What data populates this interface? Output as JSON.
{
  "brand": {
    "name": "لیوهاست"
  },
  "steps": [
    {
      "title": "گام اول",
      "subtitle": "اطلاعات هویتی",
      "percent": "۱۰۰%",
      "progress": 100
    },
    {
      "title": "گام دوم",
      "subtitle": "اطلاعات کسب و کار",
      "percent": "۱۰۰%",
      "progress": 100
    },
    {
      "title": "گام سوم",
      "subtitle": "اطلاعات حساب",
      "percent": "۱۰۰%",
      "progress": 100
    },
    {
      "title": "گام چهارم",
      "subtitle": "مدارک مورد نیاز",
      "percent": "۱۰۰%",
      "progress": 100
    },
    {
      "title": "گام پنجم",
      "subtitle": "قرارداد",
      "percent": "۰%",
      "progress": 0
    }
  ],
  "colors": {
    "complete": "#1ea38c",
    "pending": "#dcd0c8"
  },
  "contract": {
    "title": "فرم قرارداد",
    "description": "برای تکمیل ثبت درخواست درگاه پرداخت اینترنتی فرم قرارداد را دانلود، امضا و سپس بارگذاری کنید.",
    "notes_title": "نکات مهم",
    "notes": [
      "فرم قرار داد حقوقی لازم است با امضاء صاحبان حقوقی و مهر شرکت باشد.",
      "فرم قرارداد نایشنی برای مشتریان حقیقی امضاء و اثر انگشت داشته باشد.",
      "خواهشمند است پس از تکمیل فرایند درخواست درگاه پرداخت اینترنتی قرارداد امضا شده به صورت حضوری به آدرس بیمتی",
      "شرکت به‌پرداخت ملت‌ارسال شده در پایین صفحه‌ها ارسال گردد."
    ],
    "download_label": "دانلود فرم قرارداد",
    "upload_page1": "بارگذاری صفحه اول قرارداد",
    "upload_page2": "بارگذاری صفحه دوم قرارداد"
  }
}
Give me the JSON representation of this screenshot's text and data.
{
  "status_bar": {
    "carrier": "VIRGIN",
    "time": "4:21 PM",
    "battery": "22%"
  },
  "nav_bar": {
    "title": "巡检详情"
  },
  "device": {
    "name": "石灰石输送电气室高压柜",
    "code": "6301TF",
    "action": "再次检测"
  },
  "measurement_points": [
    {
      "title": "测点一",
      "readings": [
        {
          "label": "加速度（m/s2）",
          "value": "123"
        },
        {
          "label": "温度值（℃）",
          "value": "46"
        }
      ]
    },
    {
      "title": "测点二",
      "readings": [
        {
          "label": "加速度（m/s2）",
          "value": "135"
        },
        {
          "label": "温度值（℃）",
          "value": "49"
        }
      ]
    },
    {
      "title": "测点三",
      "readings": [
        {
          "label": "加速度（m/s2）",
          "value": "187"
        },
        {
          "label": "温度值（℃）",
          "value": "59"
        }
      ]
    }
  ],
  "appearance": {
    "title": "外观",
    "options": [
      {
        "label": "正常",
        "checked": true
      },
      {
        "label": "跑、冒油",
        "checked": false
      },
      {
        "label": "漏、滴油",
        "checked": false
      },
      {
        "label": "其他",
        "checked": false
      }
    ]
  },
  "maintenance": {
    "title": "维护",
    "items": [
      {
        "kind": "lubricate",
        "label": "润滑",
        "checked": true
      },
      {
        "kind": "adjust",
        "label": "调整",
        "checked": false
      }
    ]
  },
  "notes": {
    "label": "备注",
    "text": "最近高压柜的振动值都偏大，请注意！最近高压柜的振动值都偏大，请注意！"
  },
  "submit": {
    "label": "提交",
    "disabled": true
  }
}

+---+

**WHAT TO WORK ON**
Each line containing the word "درگاه" counts once; report the total alone.

**SOLUTION TO THIS EXERCISE**
2